EXERCISE TASK: Retype the listing lines starting at the one containing "Patent image size: (650, 520)." and ending at the one containing "The radial axis 214 is at (418, 421).", keeping every character unchanged.

SUPPLIED RECORDS:
++++++
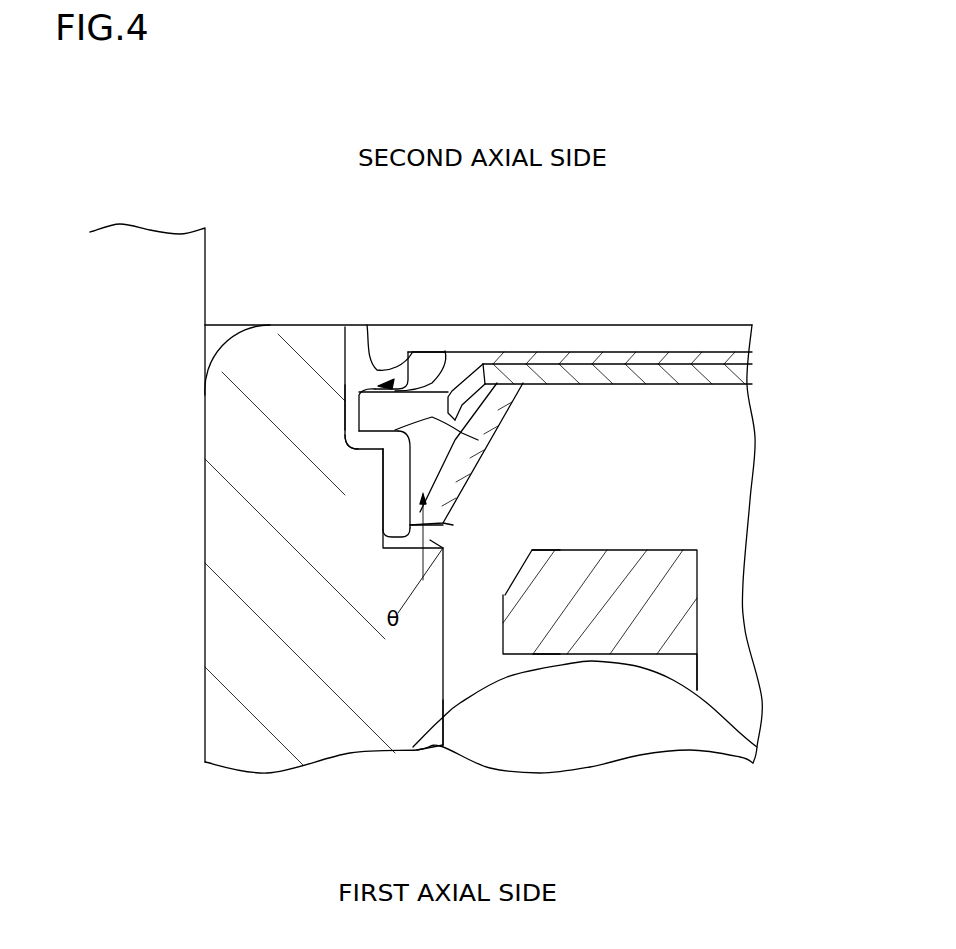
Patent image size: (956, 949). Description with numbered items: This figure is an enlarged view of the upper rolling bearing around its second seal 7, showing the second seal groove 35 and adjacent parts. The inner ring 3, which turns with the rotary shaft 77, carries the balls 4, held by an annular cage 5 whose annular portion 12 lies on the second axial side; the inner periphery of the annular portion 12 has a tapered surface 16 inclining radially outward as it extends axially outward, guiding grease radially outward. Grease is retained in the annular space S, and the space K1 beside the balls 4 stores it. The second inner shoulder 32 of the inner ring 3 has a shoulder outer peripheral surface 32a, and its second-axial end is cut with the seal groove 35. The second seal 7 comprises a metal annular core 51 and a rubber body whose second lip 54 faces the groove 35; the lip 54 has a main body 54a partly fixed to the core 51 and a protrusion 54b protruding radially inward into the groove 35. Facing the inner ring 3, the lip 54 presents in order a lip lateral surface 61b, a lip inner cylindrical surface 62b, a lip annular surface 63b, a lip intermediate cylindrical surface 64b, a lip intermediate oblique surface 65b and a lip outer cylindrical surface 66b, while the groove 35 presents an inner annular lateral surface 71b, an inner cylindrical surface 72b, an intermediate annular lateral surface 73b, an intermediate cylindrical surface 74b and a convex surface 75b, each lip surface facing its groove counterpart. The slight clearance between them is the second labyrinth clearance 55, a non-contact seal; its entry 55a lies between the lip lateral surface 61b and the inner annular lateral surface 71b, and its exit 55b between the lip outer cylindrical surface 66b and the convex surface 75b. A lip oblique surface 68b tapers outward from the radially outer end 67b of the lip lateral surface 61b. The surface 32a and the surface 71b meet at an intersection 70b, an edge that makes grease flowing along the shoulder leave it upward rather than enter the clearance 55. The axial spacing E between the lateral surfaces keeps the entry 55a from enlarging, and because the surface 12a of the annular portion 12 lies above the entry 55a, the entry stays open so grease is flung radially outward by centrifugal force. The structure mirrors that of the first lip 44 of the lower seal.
++++++
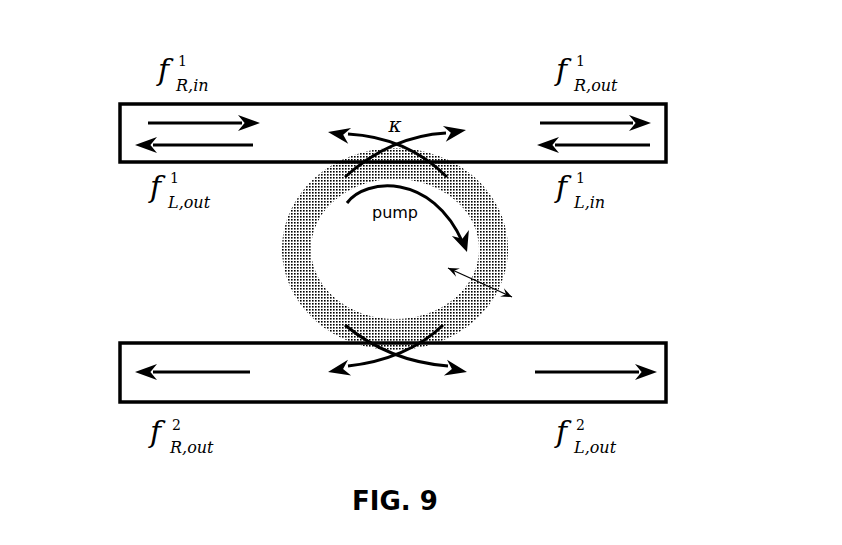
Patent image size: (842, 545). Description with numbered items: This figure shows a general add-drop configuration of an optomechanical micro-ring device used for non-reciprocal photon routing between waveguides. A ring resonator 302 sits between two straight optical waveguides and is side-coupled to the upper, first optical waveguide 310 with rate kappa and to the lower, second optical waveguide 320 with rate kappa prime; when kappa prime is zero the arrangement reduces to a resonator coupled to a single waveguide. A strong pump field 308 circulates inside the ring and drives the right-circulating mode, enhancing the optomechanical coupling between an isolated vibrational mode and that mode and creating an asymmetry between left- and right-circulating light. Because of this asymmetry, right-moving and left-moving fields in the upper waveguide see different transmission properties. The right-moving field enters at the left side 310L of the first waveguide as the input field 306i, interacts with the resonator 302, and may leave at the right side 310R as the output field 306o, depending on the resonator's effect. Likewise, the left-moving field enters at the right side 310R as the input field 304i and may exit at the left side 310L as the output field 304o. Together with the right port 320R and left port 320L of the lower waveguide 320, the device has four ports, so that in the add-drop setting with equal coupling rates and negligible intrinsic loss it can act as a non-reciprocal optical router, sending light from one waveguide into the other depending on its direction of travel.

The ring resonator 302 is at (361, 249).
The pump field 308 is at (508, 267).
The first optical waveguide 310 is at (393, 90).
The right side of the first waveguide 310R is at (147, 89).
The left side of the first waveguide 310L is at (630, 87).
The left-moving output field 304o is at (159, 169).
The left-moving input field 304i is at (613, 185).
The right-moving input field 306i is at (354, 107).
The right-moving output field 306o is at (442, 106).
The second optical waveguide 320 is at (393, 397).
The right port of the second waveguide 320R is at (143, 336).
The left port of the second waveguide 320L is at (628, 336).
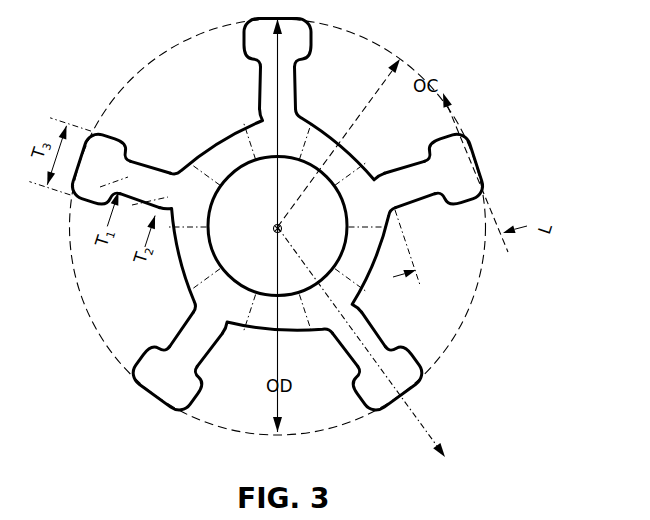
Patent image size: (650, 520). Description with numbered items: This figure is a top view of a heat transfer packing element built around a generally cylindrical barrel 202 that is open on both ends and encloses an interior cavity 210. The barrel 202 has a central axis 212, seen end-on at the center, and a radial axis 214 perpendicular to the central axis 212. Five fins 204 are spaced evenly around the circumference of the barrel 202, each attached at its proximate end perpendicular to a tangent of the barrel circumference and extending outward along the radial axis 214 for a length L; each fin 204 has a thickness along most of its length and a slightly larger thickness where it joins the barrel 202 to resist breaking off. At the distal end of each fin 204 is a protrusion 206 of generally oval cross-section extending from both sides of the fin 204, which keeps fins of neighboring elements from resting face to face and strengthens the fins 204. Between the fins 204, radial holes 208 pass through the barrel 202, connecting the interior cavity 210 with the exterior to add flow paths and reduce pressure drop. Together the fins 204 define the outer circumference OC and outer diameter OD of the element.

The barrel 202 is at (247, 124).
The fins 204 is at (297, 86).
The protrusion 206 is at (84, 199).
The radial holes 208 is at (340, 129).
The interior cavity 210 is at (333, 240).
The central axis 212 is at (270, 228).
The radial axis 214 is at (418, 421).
++++++
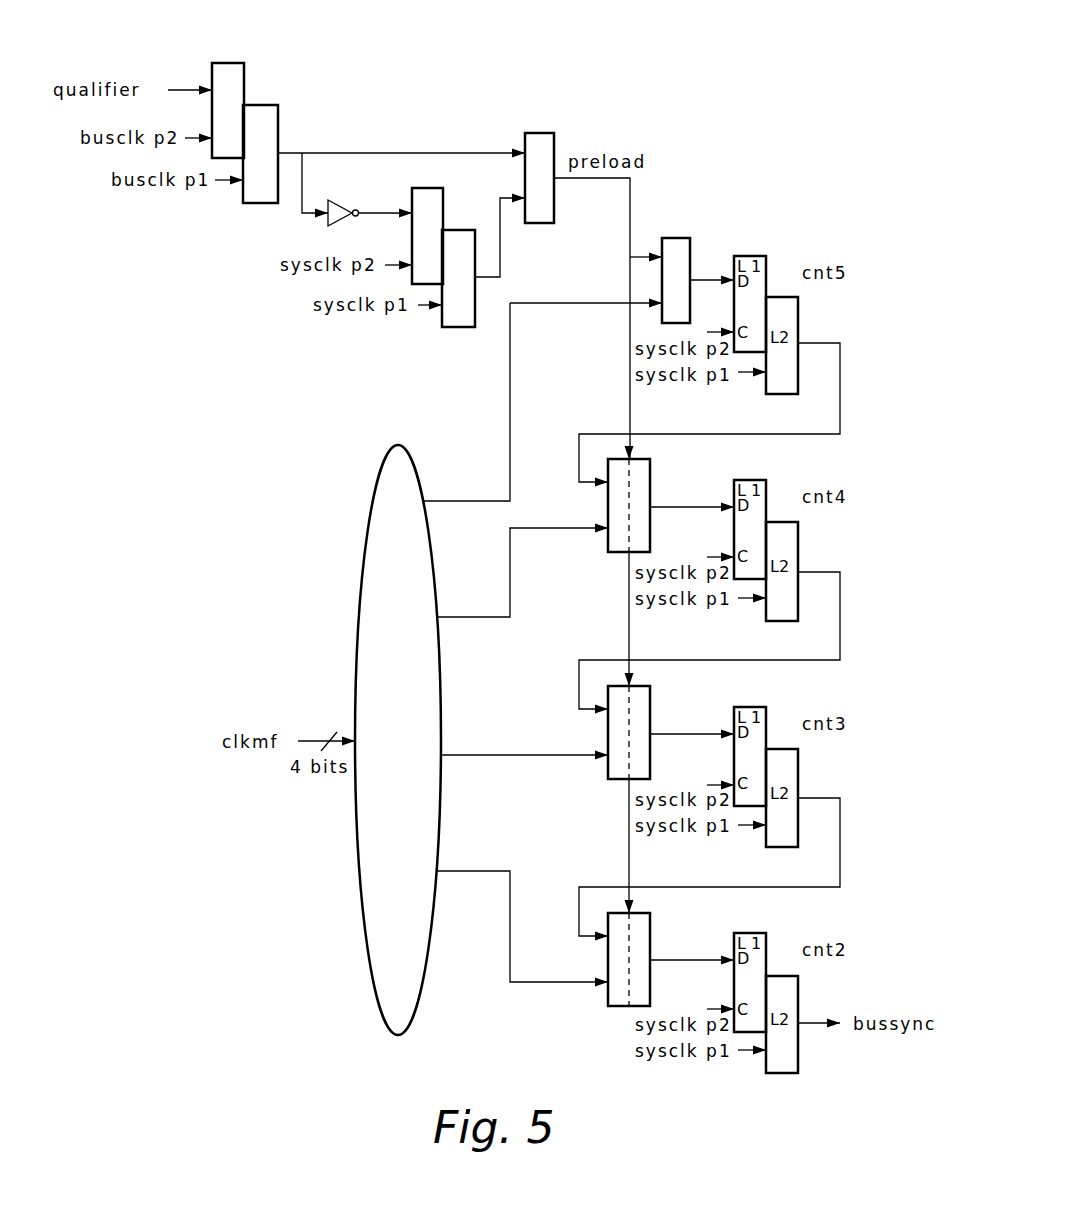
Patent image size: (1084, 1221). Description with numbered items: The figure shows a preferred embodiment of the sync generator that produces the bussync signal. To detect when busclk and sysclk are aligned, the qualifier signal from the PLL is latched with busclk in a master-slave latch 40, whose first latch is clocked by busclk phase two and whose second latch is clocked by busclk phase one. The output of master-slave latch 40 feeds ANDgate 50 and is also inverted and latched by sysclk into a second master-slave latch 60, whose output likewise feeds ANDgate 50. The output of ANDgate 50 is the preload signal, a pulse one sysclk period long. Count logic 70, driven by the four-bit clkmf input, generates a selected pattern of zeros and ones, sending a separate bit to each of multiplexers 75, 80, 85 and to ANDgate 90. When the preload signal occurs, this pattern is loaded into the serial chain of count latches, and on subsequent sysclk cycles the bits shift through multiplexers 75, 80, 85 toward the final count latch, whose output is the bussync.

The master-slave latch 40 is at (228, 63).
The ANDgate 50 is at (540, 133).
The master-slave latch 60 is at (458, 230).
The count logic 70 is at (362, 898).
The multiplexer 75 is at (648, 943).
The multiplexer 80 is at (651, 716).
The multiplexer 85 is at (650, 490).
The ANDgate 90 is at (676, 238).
++++++
RESPONSE TO THE EXERCISE:
Patent image size: (650, 520). Description with numbered items: This figure is a top view of a heat transfer packing element built around a generally cylindrical barrel 202 that is open on both ends and encloses an interior cavity 210. The barrel 202 has a central axis 212, seen end-on at the center, and a radial axis 214 perpendicular to the central axis 212. Five fins 204 are spaced evenly around the circumference of the barrel 202, each attached at its proximate end perpendicular to a tangent of the barrel circumference and extending outward along the radial axis 214 for a length L; each fin 204 has a thickness along most of its length and a slightly larger thickness where it joins the barrel 202 to resist breaking off. At the distal end of each fin 204 is a protrusion 206 of generally oval cross-section extending from both sides of the fin 204, which keeps fins of neighboring elements from resting face to face and strengthens the fins 204. Between the fins 204, radial holes 208 pass through the barrel 202, connecting the interior cavity 210 with the exterior to add flow paths and reduce pressure drop. Together the fins 204 define the outer circumference OC and outer diameter OD of the element.

The barrel 202 is at (247, 124).
The fins 204 is at (297, 86).
The protrusion 206 is at (84, 199).
The radial holes 208 is at (340, 129).
The interior cavity 210 is at (333, 240).
The central axis 212 is at (270, 228).
The radial axis 214 is at (418, 421).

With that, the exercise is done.